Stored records
========
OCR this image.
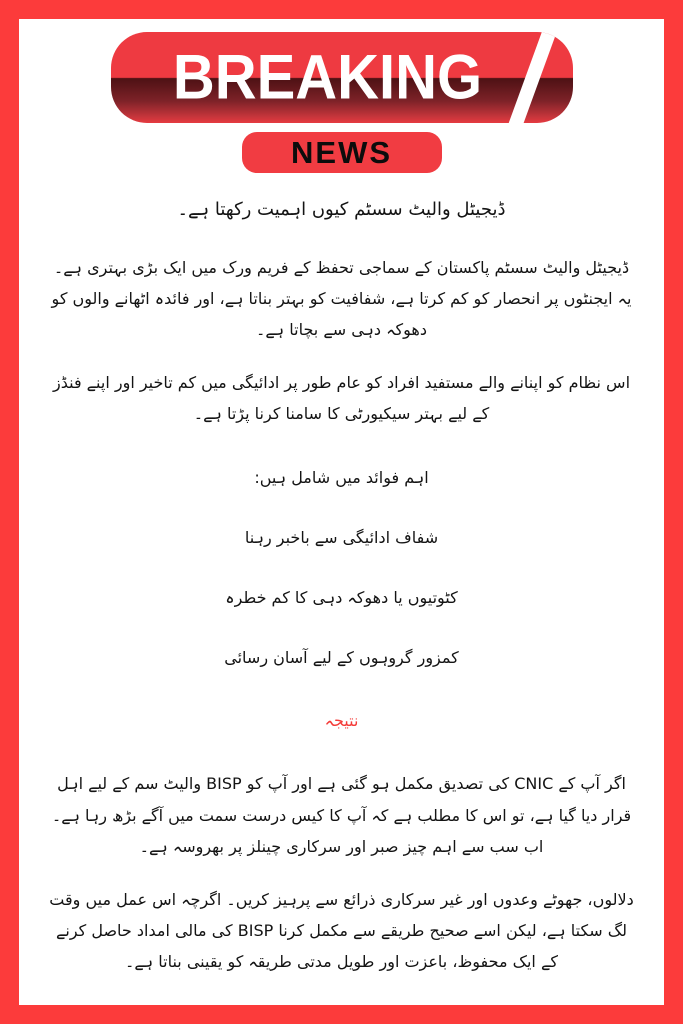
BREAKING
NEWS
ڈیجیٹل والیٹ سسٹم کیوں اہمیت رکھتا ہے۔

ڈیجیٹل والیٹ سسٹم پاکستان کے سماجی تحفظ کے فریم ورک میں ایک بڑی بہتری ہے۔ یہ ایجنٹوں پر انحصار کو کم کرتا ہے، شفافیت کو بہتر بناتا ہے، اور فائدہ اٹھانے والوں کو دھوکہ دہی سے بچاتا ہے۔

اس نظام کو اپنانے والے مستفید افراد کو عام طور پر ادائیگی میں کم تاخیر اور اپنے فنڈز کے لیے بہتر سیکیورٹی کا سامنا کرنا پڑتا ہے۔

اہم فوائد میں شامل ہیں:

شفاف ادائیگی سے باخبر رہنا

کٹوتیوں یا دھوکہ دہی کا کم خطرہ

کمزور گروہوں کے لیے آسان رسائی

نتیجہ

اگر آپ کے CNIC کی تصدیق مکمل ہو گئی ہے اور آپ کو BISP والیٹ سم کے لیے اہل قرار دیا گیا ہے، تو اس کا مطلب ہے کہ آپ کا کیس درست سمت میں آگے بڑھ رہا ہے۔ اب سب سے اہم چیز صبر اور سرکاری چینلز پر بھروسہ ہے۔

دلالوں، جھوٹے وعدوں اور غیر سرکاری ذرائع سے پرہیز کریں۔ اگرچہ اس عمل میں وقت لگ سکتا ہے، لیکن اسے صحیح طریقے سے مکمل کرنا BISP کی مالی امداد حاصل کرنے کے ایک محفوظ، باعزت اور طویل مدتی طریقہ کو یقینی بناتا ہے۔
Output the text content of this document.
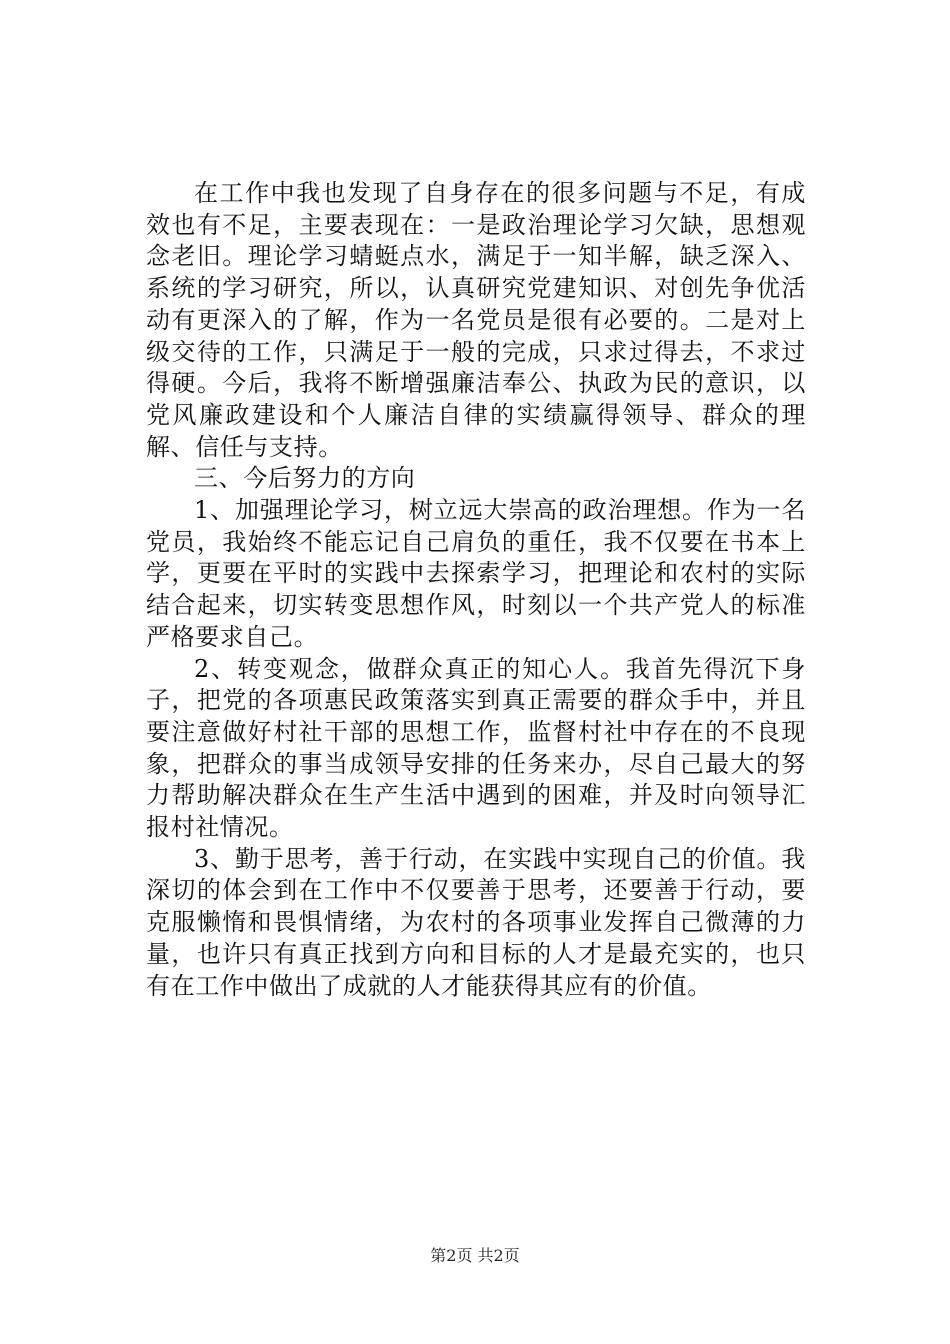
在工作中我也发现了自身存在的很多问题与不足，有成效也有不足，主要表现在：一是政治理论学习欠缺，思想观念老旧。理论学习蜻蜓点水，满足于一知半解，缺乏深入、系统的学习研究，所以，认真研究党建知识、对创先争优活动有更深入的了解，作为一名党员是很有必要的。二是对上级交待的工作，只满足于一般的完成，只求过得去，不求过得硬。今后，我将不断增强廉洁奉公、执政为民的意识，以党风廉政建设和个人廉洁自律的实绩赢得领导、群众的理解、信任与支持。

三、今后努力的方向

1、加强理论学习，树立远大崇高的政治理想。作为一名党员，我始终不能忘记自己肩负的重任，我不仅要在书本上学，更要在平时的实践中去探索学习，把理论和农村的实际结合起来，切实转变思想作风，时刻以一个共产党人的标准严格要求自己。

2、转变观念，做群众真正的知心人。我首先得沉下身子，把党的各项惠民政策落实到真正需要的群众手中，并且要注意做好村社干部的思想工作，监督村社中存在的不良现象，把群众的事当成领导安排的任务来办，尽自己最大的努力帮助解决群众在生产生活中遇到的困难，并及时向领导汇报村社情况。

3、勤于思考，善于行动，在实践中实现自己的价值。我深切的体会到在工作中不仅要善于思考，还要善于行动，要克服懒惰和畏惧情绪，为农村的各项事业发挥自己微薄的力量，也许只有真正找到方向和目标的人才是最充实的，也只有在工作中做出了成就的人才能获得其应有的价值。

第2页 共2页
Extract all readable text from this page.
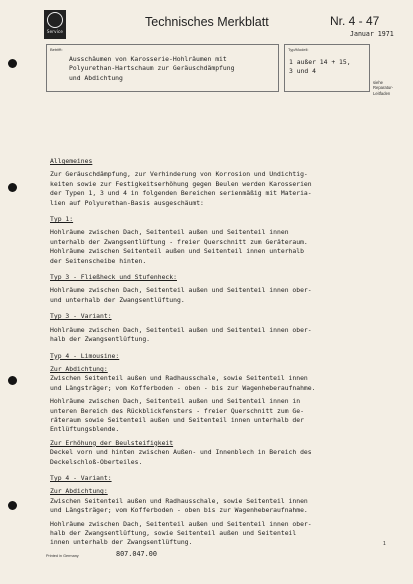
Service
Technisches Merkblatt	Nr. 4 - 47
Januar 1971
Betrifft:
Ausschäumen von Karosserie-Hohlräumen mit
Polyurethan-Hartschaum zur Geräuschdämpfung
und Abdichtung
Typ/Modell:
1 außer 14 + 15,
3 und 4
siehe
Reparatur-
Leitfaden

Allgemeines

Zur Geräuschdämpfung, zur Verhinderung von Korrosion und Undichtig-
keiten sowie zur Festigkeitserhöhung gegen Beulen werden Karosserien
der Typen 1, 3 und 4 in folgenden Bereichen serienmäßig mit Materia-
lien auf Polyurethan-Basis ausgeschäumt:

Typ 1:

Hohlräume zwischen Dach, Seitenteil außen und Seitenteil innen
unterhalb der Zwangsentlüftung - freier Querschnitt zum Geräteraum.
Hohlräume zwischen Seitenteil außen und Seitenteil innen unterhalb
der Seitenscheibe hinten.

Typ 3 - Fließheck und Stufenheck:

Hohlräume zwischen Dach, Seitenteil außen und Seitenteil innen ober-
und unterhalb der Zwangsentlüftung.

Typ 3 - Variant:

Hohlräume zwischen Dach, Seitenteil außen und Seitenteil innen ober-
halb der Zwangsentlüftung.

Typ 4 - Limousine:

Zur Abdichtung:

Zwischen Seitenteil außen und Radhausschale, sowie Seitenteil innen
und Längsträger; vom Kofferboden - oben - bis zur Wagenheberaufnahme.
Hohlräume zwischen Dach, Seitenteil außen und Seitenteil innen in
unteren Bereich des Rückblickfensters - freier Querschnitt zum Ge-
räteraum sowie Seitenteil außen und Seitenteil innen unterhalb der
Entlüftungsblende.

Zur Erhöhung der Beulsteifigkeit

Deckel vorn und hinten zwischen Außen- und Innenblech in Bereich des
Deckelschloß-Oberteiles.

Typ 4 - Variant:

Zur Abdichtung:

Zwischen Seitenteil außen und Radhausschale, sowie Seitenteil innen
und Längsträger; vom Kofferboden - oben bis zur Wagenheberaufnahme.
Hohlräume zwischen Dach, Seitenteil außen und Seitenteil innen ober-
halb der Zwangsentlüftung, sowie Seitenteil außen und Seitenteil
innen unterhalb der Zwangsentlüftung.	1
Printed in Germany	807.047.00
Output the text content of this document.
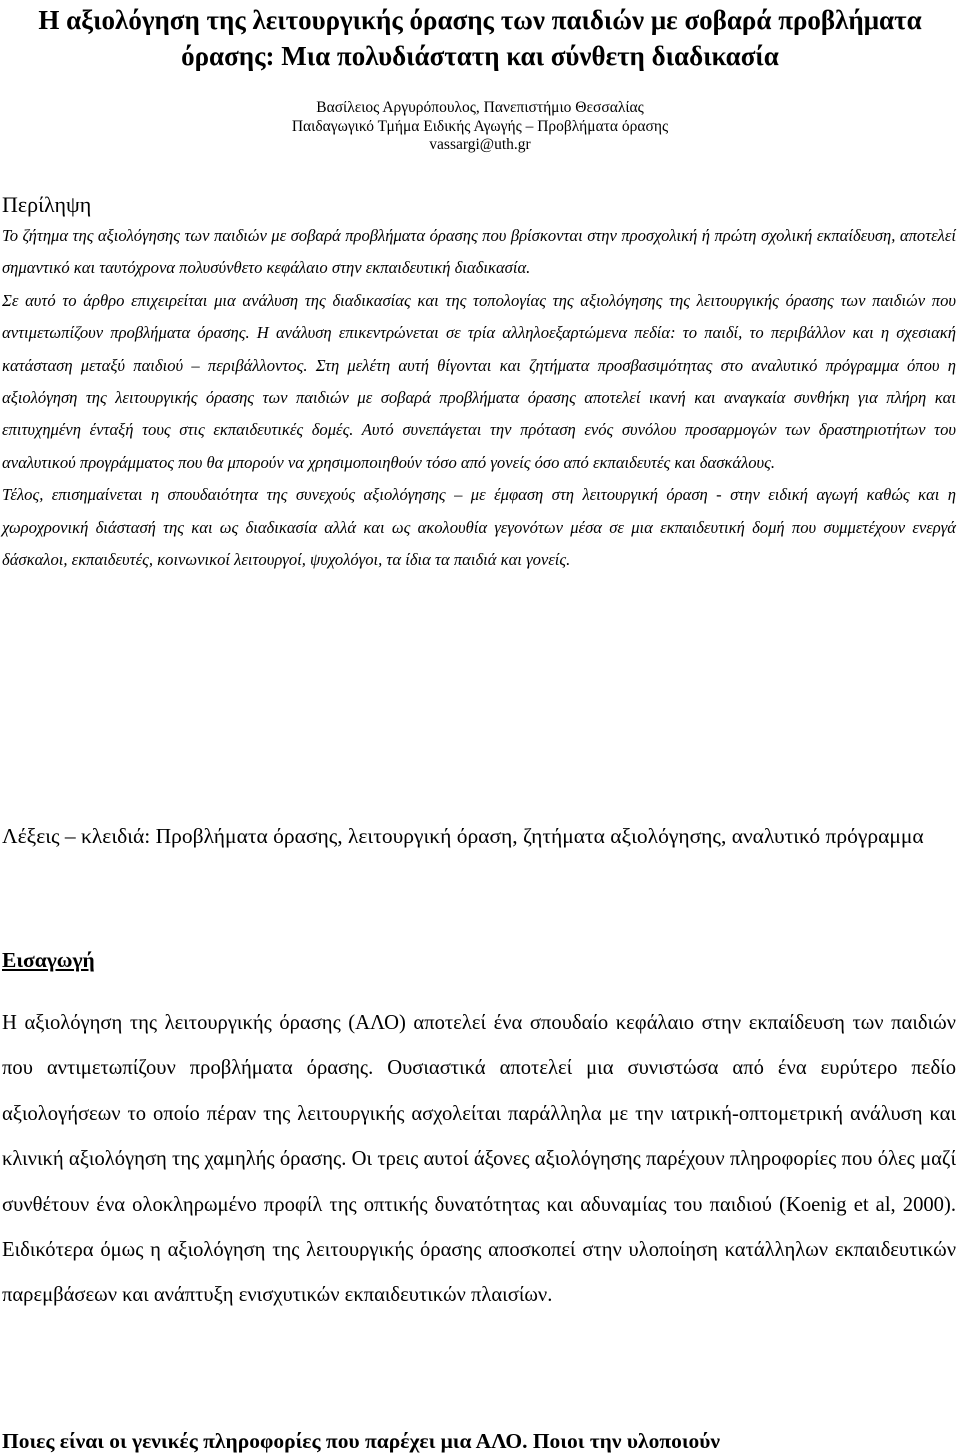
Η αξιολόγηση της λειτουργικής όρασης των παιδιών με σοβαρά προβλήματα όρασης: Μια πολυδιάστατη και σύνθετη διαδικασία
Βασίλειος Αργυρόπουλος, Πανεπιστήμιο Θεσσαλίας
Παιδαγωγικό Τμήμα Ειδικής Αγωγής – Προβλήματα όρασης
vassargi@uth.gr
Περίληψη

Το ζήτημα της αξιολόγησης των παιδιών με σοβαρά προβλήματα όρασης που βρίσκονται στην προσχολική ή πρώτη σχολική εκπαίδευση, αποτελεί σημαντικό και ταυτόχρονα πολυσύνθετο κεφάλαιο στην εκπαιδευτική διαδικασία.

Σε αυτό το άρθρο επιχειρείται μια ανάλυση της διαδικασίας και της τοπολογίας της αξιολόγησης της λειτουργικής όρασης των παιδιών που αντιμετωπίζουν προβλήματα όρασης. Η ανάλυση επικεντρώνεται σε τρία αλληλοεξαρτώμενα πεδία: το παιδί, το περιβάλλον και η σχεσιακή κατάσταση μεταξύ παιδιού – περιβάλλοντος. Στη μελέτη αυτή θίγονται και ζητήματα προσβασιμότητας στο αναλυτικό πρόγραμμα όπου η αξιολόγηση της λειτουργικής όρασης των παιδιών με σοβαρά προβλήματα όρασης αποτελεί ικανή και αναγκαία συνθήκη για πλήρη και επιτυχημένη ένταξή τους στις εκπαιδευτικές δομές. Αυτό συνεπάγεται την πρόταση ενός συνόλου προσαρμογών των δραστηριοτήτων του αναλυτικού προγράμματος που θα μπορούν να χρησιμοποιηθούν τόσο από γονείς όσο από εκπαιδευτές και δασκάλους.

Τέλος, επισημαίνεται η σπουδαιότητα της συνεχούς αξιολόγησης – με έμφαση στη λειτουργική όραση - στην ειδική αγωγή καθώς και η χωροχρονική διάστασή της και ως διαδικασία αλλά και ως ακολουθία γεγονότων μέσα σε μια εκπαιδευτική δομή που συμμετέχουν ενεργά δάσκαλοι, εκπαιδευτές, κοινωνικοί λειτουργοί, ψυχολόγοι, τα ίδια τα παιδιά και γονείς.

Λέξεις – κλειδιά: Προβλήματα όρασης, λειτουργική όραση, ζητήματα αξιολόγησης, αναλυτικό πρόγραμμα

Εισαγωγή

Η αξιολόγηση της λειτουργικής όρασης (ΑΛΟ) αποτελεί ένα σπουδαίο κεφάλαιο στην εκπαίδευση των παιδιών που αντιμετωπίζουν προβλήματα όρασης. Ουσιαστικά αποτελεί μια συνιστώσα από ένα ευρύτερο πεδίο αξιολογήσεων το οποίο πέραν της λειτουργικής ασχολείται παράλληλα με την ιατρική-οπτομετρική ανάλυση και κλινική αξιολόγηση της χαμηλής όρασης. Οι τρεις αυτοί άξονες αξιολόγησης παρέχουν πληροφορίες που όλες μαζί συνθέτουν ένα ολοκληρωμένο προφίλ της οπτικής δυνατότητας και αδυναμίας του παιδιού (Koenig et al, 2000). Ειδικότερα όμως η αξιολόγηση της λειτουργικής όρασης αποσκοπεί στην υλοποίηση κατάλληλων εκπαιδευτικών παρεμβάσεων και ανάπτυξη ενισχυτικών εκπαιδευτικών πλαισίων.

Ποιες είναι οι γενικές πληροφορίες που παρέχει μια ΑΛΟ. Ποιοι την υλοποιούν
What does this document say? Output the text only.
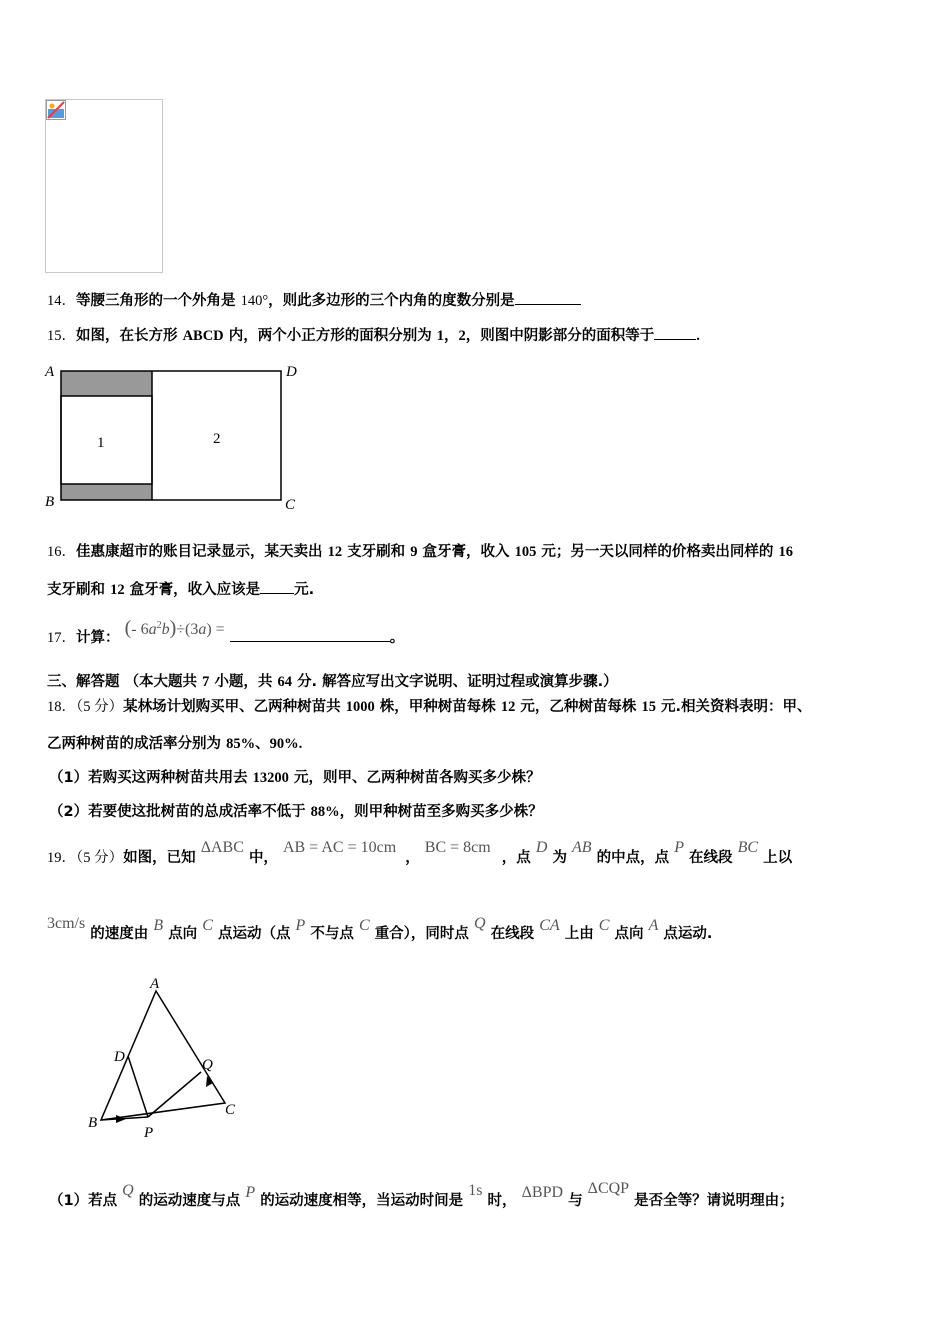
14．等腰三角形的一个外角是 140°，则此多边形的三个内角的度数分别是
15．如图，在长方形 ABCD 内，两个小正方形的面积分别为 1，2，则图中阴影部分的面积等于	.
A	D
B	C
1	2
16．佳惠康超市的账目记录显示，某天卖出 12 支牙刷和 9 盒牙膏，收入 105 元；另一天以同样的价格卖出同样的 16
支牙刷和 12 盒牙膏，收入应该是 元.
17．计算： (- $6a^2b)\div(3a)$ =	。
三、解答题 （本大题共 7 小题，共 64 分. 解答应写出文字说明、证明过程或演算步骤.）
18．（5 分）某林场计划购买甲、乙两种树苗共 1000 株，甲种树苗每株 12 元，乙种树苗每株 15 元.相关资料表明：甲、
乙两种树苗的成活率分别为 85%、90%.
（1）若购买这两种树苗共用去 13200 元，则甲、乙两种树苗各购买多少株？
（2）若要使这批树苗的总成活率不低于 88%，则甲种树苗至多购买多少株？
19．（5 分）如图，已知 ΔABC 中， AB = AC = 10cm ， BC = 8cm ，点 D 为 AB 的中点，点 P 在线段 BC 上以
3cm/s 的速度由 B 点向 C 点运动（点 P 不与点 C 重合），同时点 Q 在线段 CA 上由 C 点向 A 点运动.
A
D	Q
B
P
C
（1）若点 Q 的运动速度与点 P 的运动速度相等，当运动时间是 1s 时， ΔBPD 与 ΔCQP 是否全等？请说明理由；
========
Search the data for "بناتا". Copy every line that has it.

ڈیجیٹل والیٹ سسٹم پاکستان کے سماجی تحفظ کے فریم ورک میں ایک بڑی بہتری ہے۔ یہ ایجنٹوں پر انحصار کو کم کرتا ہے، شفافیت کو بہتر بناتا ہے، اور فائدہ اٹھانے والوں کو دھوکہ دہی سے بچاتا ہے۔
دلالوں، جھوٹے وعدوں اور غیر سرکاری ذرائع سے پرہیز کریں۔ اگرچہ اس عمل میں وقت لگ سکتا ہے، لیکن اسے صحیح طریقے سے مکمل کرنا BISP کی مالی امداد حاصل کرنے کے ایک محفوظ، باعزت اور طویل مدتی طریقہ کو یقینی بناتا ہے۔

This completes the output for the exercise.